▶ **Given problem**: Every record must be repeated exactly, with no omission.

▶ **Dataset items**:
--------------------

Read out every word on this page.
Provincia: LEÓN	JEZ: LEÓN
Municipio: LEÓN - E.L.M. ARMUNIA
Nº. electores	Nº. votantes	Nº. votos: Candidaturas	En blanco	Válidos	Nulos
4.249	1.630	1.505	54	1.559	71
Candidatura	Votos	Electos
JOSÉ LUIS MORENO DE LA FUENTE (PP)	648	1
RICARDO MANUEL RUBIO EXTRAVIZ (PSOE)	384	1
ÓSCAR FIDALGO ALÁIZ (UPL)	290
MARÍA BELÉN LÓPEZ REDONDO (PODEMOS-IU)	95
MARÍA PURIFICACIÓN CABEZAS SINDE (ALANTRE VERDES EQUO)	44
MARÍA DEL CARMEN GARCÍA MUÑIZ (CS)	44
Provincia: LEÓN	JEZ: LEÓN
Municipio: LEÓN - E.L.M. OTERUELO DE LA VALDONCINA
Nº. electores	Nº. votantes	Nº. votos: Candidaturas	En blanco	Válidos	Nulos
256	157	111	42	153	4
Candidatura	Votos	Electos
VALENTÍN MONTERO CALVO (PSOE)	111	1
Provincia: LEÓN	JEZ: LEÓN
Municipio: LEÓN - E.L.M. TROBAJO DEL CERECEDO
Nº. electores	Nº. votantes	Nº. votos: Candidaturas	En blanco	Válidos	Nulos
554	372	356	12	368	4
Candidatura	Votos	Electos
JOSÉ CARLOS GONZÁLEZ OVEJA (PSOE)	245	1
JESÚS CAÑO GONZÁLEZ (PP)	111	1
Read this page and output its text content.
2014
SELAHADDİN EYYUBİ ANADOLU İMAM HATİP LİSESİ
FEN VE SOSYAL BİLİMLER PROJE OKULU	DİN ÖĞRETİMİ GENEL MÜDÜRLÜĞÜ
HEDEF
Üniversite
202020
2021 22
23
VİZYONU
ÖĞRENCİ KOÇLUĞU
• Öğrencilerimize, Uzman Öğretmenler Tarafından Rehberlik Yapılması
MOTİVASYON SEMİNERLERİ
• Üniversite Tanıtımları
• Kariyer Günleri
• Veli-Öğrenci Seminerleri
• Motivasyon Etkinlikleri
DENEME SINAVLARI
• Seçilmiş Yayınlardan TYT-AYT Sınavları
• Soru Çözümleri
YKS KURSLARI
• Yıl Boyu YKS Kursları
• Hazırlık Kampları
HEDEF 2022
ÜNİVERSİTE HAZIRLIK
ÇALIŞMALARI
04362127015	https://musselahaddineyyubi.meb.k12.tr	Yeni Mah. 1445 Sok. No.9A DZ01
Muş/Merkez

--------------------

▶ **Full response**:
Read out every word on this page.
Provincia: LEÓN	JEZ: LEÓN
Municipio: LEÓN - E.L.M. ARMUNIA
Nº. electores	Nº. votantes	Nº. votos: Candidaturas	En blanco	Válidos	Nulos
4.249	1.630	1.505	54	1.559	71
Candidatura	Votos	Electos
JOSÉ LUIS MORENO DE LA FUENTE (PP)	648	1
RICARDO MANUEL RUBIO EXTRAVIZ (PSOE)	384	1
ÓSCAR FIDALGO ALÁIZ (UPL)	290
MARÍA BELÉN LÓPEZ REDONDO (PODEMOS-IU)	95
MARÍA PURIFICACIÓN CABEZAS SINDE (ALANTRE VERDES EQUO)	44
MARÍA DEL CARMEN GARCÍA MUÑIZ (CS)	44
Provincia: LEÓN	JEZ: LEÓN
Municipio: LEÓN - E.L.M. OTERUELO DE LA VALDONCINA
Nº. electores	Nº. votantes	Nº. votos: Candidaturas	En blanco	Válidos	Nulos
256	157	111	42	153	4
Candidatura	Votos	Electos
VALENTÍN MONTERO CALVO (PSOE)	111	1
Provincia: LEÓN	JEZ: LEÓN
Municipio: LEÓN - E.L.M. TROBAJO DEL CERECEDO
Nº. electores	Nº. votantes	Nº. votos: Candidaturas	En blanco	Válidos	Nulos
554	372	356	12	368	4
Candidatura	Votos	Electos
JOSÉ CARLOS GONZÁLEZ OVEJA (PSOE)	245	1
JESÚS CAÑO GONZÁLEZ (PP)	111	1
Read this page and output its text content.
2014
SELAHADDİN EYYUBİ ANADOLU İMAM HATİP LİSESİ
FEN VE SOSYAL BİLİMLER PROJE OKULU	DİN ÖĞRETİMİ GENEL MÜDÜRLÜĞÜ
HEDEF
Üniversite
202020
2021 22
23
VİZYONU
ÖĞRENCİ KOÇLUĞU
• Öğrencilerimize, Uzman Öğretmenler Tarafından Rehberlik Yapılması
MOTİVASYON SEMİNERLERİ
• Üniversite Tanıtımları
• Kariyer Günleri
• Veli-Öğrenci Seminerleri
• Motivasyon Etkinlikleri
DENEME SINAVLARI
• Seçilmiş Yayınlardan TYT-AYT Sınavları
• Soru Çözümleri
YKS KURSLARI
• Yıl Boyu YKS Kursları
• Hazırlık Kampları
HEDEF 2022
ÜNİVERSİTE HAZIRLIK
ÇALIŞMALARI
04362127015	https://musselahaddineyyubi.meb.k12.tr	Yeni Mah. 1445 Sok. No.9A DZ01
Muş/Merkez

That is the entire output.